#### TRAVAIL À FAIRE
1) Dans les lignes du jeu de données, de la toute première jusqu'à celle qui contient « linkedin-icon[interactable]: ▣ [568, 140, 577, 149] », incluses, remplace « Professional Guard » par « Senior Guard » sans rien modifier d'autre, puis recopie ces lignes.
2) Poursuis la critique de La Ronde des ombres au-delà de sa dernière phrase.

#### EXTRAIT DU DOCUMENT
.....

Il arrive que le lecteur trop sûr de son fait se fasse piéger par un roman. Aussi, j’aimerais rappeler un principe à appliquer lorsqu’on critique une œuvre de fiction : « Ne vous prononcez pas tant que vous n’avez pas lu la dernière page! »

Palabre autour d’un démarrage

De quoi parle le blogueur que je suis ? On peut percevoir le style d’un auteur en se coltinant quelques pages bien choisies de son ouvrage. Et peut-être qu’entre plusieurs lectures, les morceaux choisis nous pousseront à une lecture complète et engageante de l’ouvrage. Ce sera cela de gagner. Surtout quand on doute de la qualité du travail d’édition. Cette approche peut nous éviter de nous écraser sur une entrée en matière laborieuse et peu engageante et de ne pas réussir à nous relever de ce démarrage poussif. Il s’avère que je préparais une émission littéraire à propos de La Ronde des ombres, le premier roman de Philippe N. Ngalla. Il fait partie de la famille pour moi. C’est le scénario le plus complexe pour critiquer un texte. Philippe est un lecteur très exigeant sur ses choix et passionné dans ses avis. Il a loupé le démarrage de son roman. Du moins, de mon point de vue. Un homme d’état prénommé Sylvestre est en proie à des oppressions spirituelles. Ces dernières arrivent à un moment singulier de l’exercice du pouvoir de cet homme. L’opposition s’éveille. L’homme est en proie à plusieurs doutes et il n’est pas rassuré par les songes très sombres qui plombent ses nuits et même ses journées. Il va à la rencontre de conseillers occultes parmi lesquels Mamou Cocton, occupe une place particulière. Mamou Cocton est une femme qui jouit, sur ces questions, d’une très grande influence sur le chef d’État.

Nouveau discours sur un satrape africain

A partir de cet axe, Philippe N. Ngalla va construire son roman autour d’une réflexion sur le pouvoir et, en particulier, sur la psychologie de l’homme de pouvoir incarné par Sylvestre. Alors pour l’observateur que je tente d’être, mon réflexe est de demander comment l’écrivain congolais va construire son propos sur un thème qui a été très en vogue dans les années 70/80 : la psychologie des leaders africains. Alioum Fantouré, Sony Labou Tansi, Henri Lopes, Williams Sassine ou Ahmadou Kourouma ont croqué la fragilité ou la brutalité de ces hommes avec humour, minutie et distance. La relation est particulièrement étrange entre Sylvestre, obsédé par la contrainte qui semble s’opposer à ses plans, et sa conseillère. Elle le reprend sévèrement pour ne pas avoir respecté certains pactes conclus avec des puissances animistes. Alors, là est ma première réserve : le traitement des croyances magico-religieuses. J’avoue que toutes les pratiques décrites en début de roman m’ont rappelé des histoires racontées au coin de la rue dans un quartier populaire de Brazzaville ou encore pendant une permanence au collège Nganga Edouard. Dans le fond, s’il est assez aisé de décrire une visite chez un féticheur, mettre des mots sur les effets de leurs actions est beaucoup plus périlleux. Sauf si c’est la foi et la psyché de Sylvestre qui sont boostés. Il y a donc des invraisemblances à voir ce chef d’état qui voit le diable à sa porte en de nombreuses circonstances. Il perd pied et il est le jouet de cet entourage de flatteurs. On n’imagine mal une telle posture pour l’actuel chef de l’état congolais. Qui contrôle qui ? Difficile de dire si Philippe N. Ngalla maîtrise cette dimension de son roman.

.....

Entrées d'un jeu de données:
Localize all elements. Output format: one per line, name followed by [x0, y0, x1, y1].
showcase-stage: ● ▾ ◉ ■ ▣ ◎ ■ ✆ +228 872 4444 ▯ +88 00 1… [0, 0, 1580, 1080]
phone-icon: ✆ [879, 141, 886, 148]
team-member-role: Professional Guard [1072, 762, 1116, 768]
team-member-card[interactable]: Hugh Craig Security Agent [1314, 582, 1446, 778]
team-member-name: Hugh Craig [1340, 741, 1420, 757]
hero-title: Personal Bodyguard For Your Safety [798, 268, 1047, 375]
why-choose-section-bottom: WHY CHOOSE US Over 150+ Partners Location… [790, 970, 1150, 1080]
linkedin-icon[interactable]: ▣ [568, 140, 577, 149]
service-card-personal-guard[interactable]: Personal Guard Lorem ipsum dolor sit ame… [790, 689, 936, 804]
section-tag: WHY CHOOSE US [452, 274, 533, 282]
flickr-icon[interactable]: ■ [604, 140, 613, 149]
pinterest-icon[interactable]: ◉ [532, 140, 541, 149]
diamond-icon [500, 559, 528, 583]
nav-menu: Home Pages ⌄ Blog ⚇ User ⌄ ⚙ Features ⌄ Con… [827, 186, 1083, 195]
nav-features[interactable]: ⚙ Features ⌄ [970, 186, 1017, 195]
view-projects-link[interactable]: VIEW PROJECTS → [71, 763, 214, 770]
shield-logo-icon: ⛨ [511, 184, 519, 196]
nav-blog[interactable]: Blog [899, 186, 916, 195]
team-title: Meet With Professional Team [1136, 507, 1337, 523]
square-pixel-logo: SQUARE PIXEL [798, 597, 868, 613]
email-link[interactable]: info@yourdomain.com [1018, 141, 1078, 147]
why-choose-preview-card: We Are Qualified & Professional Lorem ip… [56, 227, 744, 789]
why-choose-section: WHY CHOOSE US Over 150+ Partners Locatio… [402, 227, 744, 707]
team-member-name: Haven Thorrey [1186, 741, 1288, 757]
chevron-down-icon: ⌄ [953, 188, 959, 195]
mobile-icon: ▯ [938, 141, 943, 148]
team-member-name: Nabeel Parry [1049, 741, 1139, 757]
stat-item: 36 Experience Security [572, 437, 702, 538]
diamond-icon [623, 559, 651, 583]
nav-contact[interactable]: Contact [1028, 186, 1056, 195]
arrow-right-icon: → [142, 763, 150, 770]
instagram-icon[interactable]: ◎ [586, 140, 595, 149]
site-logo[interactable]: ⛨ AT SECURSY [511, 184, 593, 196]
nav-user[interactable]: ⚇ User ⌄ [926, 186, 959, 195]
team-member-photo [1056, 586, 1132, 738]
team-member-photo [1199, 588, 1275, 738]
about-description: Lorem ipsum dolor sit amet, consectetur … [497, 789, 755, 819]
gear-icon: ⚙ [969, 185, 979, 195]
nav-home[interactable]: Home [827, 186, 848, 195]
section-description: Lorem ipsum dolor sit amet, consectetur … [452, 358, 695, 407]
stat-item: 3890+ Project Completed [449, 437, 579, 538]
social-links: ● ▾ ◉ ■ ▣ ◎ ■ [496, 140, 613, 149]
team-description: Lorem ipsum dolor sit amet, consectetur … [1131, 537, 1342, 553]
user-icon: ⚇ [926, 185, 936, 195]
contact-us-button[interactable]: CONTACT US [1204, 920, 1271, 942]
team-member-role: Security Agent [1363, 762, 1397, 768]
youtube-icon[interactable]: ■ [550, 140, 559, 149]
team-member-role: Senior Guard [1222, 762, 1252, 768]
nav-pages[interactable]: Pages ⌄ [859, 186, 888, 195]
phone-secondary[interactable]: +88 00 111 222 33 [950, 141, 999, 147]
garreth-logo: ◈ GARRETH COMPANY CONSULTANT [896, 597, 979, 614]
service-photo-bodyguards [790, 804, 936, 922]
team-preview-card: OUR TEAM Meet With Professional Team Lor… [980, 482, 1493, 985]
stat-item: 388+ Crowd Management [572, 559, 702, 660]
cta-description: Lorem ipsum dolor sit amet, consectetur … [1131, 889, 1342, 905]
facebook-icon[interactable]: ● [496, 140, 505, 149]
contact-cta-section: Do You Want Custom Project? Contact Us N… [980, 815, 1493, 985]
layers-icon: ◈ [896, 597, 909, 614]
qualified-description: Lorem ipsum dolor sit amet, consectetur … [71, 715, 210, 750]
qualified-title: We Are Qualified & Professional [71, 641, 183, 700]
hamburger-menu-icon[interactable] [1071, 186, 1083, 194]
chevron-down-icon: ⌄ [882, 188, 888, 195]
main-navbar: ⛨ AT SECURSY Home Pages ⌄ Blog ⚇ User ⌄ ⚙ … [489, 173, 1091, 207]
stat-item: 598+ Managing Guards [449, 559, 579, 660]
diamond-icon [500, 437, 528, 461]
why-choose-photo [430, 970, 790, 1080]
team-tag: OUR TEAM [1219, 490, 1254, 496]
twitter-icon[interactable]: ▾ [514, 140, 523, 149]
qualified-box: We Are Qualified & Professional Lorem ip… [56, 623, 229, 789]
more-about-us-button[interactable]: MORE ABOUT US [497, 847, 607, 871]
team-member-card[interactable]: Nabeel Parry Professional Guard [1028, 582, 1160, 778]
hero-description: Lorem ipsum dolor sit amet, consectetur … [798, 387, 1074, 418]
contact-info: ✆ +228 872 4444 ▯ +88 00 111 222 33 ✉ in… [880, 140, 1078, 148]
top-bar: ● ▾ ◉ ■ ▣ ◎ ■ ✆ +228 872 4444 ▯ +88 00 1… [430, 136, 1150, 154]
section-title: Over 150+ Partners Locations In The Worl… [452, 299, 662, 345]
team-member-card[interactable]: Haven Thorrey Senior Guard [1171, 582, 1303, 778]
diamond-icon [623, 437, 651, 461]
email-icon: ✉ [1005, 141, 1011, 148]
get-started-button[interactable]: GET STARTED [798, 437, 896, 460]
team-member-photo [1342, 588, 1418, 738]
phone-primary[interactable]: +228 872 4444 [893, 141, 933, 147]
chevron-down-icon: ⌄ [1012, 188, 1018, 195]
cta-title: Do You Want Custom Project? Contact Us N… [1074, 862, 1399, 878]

.....

#### RÉPONSES
1)
Localize all elements. Output format: one per line, name followed by [x0, y0, x1, y1].
showcase-stage: ● ▾ ◉ ■ ▣ ◎ ■ ✆ +228 872 4444 ▯ +88 00 1… [0, 0, 1580, 1080]
phone-icon: ✆ [879, 141, 886, 148]
team-member-role: Senior Guard [1072, 762, 1116, 768]
team-member-card[interactable]: Hugh Craig Security Agent [1314, 582, 1446, 778]
team-member-name: Hugh Craig [1340, 741, 1420, 757]
hero-title: Personal Bodyguard For Your Safety [798, 268, 1047, 375]
why-choose-section-bottom: WHY CHOOSE US Over 150+ Partners Location… [790, 970, 1150, 1080]
linkedin-icon[interactable]: ▣ [568, 140, 577, 149]

2)
Mamou Cocton

Ma réserve a été longuement exprimée. Puis, l’écrivain congolais nous propose par le monologue silencieux de ses personnages une analyse sur leur parcours respectif. Sylvestre par le système éducatif occidental, des études universitaires brillantes pour le fils de paysan qui cherchait sa place parmi les enfants des « évolués ». Mamou Cocton a suivi un cheminement plus chaotique, avec une très belle rencontre avec Moussa Dramé qui va être une sorte de mentor pour elle, dès son plus jeune âge. Ces deux personnages donnent à l’écrivain l’opportunité de poser un discours sur l’exercice du pouvoir en Afrique centrale où l’homme d’État est prêt à tout pour se maintenir au pouvoir. Quitte à se défaire de ses qualités principales capables d’élever son peuple et de l’extraire du marasme. Quitte à affamer ce peuple, ses principaux représentants pour mieux les tenir à sa merci, celles et ceux qui vont donner le change, l’illusion d’une démocratie. La compétence est délaissée au profit de l’opportunisme des violents. La médiocrité est érigée en standard, l’opposition affamée, des élus choisis pour manger à la table de Sylvestre, je me répète. A ce jeu, les charlatans de tout poil ont la possibilité de déployer leur talent. Cela me paraît quelque peu  réducteur et profondément réaliste.

Shrek en littérature congolaise

Mamou Cocton est le personnage qui permet à l’écrivain de déployer son style et de développer la profondeur du discours de cette femme sur son parcours, sur les enfants de la rue (shégués, terme emprunté à Kinshasa). Pendant plus d’une année, Mamou Cocton a été le pseudo de l’écrivain sur les réseaux sociaux. Il est difficile de ne pas voir dans cette figure celle de Shrek, l’ogre débonnaire des studios Dreamworks. L’ogre a joué un rôle très particulier, une incarnation du mal dans les contes européens notamment dans la construction de l’imaginaire des mômes. Cette femme de l’ombre est portée par des sentiments altruistes, à l’instar de Shrek, là où Sylvestre est préoccupé par son besoin de se maintenir au pouvoir par tous les moyens. J’attendais Raspoutine. J’ai eu Mamou Cocton. Philippe N. Ngalla déconstruit donc ici l’image attendue de ces conseillers occultes.  Naturellement se pose pour le lecteur que je suis la question de la vraisemblance. Si j’entends bien le fait qu’on est dans une fiction où l’écrivain a la possibilité de me conduire dans les méandres sombres de son personnage angélique, son tout doit avoir une cohérence et de la vraisemblance pour que j’adhère au projet. Mamou Cocton ou ma sorcière bien aimée. L’angle d’attaque est alors intéressant et le caractère lumineux de ce personnage de l’ombre est original. Le final nous donne une toute autre lecture du roman. Vous comprenez mon avertissement.